> **To be done**: Find each line containing the word "would" and report how many there are. Add nothing else.

---- Source data

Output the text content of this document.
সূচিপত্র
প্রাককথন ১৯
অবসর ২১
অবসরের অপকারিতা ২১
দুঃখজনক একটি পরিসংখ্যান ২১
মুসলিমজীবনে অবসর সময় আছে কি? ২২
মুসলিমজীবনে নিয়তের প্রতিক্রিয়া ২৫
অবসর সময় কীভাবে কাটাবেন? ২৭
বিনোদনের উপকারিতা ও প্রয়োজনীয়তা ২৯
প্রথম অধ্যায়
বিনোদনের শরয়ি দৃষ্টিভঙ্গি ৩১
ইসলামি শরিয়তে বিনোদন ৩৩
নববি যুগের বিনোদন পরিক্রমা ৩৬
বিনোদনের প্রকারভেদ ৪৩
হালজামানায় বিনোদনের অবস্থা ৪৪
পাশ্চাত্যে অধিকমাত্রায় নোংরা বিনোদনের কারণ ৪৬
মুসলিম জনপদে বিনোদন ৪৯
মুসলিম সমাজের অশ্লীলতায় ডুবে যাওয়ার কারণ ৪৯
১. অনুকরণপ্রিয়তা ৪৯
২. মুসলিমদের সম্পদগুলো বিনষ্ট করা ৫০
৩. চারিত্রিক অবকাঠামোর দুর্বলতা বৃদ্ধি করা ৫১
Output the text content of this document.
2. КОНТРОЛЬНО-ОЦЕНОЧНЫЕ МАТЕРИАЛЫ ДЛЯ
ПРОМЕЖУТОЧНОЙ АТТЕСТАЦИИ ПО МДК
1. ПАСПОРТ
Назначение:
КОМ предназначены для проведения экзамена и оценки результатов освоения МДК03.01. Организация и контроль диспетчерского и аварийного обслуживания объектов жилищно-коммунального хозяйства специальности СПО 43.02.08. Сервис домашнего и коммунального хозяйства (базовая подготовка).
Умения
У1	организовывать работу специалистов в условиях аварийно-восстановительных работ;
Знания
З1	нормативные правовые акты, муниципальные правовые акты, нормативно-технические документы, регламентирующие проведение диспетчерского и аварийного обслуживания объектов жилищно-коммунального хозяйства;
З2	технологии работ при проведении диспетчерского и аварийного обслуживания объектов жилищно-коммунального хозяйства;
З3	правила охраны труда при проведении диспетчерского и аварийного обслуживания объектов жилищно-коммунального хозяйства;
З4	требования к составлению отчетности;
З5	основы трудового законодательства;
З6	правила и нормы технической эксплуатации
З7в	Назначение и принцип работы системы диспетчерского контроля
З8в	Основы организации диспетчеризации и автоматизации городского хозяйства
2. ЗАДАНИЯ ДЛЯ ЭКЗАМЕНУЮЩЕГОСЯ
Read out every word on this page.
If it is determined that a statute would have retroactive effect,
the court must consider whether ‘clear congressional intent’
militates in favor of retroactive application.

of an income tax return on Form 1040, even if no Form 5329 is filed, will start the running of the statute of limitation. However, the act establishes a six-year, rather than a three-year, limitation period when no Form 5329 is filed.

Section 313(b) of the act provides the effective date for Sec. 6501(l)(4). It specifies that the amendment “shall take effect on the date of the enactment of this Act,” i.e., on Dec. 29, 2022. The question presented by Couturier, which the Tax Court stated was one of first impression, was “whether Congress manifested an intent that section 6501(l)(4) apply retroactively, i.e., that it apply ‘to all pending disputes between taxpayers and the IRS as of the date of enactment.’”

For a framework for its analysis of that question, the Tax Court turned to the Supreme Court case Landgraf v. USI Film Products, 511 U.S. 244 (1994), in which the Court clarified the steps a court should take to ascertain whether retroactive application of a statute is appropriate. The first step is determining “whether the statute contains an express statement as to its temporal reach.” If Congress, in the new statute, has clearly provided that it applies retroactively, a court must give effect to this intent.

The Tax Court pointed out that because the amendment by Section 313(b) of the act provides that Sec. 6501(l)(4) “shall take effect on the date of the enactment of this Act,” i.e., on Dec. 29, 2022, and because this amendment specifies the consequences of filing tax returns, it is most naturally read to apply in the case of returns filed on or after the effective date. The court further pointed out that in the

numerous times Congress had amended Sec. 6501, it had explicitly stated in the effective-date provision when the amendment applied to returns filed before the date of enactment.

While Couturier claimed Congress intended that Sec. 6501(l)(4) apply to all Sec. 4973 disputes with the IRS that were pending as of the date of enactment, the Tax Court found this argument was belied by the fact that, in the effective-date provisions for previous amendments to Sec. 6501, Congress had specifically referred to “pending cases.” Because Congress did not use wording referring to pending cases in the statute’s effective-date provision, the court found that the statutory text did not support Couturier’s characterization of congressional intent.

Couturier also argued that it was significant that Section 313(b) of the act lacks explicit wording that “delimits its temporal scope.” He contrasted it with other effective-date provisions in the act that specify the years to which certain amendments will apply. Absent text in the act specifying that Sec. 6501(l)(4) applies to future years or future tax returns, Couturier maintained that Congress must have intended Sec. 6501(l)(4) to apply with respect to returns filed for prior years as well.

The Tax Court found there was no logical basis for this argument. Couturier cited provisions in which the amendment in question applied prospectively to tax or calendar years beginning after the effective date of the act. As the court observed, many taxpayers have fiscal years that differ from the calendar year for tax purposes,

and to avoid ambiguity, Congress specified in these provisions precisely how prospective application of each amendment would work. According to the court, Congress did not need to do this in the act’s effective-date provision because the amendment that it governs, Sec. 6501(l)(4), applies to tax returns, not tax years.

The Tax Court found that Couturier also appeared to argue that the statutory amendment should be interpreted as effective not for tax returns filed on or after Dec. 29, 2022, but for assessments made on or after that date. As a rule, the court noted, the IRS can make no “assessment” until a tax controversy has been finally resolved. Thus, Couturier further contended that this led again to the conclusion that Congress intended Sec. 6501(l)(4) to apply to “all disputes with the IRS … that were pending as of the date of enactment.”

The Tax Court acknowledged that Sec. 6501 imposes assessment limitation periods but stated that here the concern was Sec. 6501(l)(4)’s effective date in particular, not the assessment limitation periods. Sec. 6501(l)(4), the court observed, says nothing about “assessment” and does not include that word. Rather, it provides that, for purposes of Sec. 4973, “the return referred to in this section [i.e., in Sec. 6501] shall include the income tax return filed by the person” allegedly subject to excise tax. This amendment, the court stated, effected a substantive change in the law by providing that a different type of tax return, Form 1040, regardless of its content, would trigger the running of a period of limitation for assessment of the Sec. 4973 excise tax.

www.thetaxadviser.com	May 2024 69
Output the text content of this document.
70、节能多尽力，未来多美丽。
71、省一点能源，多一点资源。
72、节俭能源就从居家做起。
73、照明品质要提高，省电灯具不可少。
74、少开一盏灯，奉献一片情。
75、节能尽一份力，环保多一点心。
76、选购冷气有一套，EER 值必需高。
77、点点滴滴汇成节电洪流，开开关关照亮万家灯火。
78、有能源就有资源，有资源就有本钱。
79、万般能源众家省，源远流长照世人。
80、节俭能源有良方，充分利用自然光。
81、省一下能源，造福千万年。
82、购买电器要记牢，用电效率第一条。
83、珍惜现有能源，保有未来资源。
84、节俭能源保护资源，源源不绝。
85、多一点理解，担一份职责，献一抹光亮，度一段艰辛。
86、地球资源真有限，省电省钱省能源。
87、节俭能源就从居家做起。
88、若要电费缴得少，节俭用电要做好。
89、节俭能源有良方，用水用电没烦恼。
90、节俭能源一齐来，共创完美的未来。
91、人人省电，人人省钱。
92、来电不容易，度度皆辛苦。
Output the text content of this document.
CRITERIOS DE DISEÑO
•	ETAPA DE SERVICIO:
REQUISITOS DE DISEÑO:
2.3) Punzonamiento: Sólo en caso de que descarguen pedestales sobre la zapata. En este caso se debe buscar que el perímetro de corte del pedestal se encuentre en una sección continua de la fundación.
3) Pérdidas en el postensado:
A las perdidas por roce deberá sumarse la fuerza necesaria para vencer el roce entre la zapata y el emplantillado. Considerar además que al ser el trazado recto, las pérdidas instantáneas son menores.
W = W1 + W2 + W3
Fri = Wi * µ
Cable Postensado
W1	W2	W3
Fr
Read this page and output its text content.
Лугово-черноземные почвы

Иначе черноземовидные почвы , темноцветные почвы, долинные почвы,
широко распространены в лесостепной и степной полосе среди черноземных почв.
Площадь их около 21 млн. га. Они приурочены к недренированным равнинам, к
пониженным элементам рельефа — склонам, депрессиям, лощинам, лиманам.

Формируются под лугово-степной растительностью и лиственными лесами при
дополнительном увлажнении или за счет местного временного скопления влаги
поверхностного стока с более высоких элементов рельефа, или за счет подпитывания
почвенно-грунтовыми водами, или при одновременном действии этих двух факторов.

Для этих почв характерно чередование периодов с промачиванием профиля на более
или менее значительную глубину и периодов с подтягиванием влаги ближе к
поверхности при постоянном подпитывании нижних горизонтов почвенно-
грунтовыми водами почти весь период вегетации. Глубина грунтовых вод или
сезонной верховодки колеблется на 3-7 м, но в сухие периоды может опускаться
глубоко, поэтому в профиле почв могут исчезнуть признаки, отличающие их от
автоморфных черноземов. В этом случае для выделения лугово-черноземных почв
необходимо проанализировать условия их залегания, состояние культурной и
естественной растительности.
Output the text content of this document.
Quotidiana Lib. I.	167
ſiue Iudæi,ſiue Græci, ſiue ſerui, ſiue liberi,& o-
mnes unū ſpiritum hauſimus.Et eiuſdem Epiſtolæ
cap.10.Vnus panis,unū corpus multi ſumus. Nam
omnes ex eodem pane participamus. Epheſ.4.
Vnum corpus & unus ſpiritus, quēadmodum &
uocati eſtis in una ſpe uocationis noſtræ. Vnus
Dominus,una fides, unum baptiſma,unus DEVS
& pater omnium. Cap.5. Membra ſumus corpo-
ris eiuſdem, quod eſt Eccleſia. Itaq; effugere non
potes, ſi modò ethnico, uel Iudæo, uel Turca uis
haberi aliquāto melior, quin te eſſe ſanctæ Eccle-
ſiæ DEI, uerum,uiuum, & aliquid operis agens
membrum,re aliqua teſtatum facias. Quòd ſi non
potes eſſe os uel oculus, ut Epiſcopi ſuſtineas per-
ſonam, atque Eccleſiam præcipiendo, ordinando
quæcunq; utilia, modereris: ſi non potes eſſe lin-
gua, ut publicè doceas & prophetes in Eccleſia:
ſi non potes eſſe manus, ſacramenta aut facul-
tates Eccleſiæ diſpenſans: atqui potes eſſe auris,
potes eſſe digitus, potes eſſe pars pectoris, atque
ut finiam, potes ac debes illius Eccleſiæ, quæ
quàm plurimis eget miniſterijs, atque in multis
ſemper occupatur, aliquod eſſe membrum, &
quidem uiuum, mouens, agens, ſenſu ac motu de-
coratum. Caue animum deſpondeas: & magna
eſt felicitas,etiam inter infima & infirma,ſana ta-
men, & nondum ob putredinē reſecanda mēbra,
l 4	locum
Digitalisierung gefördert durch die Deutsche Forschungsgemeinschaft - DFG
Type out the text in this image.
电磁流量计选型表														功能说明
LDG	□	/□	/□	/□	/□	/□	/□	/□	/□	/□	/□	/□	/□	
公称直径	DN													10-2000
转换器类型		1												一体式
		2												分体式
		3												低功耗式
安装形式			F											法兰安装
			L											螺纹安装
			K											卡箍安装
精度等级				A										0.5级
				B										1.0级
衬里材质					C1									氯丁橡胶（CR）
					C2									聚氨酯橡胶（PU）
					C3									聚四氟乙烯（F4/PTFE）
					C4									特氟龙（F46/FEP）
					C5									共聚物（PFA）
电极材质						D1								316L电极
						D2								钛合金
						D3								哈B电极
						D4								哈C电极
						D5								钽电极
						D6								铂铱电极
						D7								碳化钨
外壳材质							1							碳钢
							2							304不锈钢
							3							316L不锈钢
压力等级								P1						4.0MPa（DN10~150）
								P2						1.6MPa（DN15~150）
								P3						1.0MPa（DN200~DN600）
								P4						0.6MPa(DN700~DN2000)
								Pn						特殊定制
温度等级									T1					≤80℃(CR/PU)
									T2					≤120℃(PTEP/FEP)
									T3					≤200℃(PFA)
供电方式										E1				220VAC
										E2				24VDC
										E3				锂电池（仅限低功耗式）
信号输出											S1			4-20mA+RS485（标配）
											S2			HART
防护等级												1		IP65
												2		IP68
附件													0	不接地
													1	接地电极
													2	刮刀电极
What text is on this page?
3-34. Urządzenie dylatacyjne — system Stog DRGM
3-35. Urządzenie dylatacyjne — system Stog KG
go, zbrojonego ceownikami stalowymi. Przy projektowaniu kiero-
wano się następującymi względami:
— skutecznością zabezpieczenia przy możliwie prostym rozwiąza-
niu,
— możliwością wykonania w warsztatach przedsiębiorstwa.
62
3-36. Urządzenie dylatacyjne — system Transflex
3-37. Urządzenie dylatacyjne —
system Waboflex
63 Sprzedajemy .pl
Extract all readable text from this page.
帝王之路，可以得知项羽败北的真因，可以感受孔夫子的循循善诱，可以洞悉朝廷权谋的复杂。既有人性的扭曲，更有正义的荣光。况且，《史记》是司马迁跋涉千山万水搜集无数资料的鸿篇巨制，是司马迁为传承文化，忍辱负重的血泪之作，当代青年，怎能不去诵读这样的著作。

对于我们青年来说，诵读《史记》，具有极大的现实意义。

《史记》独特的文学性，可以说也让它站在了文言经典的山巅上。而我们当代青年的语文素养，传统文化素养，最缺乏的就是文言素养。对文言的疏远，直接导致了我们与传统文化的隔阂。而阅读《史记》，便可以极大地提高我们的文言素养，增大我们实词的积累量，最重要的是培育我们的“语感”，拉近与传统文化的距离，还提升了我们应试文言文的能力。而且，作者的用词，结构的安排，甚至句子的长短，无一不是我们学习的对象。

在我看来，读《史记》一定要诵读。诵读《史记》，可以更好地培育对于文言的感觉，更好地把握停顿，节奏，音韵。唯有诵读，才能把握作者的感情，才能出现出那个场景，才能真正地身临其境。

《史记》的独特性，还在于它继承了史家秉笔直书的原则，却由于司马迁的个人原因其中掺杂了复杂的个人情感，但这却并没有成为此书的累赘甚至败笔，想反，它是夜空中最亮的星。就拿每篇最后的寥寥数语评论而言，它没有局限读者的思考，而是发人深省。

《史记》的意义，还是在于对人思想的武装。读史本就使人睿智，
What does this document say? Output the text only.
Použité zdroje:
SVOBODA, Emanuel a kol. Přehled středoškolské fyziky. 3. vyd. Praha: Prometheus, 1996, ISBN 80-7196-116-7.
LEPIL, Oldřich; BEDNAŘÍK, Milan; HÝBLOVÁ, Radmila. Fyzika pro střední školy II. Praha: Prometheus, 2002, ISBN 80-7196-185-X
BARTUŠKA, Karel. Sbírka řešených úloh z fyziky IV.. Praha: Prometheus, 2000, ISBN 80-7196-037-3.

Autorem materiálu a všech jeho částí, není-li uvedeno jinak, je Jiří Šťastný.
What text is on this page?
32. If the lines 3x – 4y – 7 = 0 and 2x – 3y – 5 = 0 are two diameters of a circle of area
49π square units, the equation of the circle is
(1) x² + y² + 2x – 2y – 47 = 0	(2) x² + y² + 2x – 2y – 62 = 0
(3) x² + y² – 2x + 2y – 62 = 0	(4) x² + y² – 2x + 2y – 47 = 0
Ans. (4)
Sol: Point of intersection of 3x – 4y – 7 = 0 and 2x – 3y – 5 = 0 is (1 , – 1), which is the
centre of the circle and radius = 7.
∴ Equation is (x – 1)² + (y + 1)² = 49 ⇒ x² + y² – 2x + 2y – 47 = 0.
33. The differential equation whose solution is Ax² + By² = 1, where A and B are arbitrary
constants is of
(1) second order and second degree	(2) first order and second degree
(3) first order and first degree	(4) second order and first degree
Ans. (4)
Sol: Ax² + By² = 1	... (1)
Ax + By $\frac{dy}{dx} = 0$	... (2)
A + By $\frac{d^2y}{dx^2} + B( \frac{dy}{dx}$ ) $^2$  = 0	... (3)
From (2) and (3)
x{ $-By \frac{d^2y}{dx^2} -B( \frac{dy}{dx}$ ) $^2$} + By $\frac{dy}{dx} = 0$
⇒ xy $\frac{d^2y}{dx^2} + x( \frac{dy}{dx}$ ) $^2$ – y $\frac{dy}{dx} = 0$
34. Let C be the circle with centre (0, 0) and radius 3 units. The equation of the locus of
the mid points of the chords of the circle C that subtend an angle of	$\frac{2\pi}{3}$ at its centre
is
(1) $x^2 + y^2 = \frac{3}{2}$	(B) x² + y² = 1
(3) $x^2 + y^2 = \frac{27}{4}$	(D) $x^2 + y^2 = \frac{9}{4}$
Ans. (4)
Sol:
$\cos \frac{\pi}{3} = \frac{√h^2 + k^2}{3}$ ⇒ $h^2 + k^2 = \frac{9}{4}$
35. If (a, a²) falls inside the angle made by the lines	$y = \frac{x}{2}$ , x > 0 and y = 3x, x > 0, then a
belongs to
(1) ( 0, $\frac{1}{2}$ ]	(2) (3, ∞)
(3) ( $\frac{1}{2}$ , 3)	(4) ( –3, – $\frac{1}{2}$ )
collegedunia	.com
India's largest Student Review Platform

--------

> **The completed task**: 3